> [Records from a dataset]
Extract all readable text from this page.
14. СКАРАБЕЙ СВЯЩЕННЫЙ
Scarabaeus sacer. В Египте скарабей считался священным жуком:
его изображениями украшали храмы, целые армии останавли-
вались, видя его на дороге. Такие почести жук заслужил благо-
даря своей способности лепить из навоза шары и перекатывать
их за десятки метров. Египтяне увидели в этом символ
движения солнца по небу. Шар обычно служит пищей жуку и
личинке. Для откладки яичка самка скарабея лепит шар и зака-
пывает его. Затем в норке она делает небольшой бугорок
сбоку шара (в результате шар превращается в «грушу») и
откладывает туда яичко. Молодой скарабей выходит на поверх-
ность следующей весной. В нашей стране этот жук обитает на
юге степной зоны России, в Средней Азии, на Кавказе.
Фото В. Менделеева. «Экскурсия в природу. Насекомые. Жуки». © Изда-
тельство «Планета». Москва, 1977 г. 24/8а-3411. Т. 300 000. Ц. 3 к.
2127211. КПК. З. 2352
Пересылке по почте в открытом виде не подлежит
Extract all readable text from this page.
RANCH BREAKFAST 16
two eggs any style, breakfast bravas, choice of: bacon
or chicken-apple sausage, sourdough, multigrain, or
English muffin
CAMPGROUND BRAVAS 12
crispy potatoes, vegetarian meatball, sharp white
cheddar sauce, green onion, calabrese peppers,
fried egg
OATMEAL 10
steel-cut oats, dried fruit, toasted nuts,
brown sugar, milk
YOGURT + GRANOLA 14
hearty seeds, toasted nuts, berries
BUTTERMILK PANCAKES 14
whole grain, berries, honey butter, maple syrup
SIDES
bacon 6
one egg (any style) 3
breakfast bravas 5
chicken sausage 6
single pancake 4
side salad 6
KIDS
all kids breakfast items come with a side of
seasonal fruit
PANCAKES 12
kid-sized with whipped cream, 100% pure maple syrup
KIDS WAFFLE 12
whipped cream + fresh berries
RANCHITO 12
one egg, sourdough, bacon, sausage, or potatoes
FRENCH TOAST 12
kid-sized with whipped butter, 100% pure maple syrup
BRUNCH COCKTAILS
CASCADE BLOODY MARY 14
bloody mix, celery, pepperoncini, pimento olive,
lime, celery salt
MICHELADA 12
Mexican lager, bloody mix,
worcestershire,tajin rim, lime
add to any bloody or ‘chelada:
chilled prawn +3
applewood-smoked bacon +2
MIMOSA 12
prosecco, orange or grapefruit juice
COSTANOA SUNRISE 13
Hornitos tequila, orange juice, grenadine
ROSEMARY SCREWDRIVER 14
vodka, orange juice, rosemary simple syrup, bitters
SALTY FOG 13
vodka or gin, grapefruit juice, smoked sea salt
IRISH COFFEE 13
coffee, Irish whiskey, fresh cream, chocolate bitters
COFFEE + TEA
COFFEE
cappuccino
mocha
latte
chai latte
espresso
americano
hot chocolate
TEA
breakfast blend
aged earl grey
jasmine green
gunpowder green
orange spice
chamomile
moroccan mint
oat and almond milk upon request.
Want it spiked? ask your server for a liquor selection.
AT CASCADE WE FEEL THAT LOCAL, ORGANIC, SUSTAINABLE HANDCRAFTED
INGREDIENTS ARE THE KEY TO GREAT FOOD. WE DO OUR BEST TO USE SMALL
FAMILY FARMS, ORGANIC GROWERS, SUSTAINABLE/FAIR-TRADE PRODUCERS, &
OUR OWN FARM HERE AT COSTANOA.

> [PROBLEM REQUIREMENTS] Search the preceding listing for "potatoes" and extract every line where it is found.

> [EXERCISE ANSWER]
crispy potatoes, vegetarian meatball, sharp white
one egg, sourdough, bacon, sausage, or potatoes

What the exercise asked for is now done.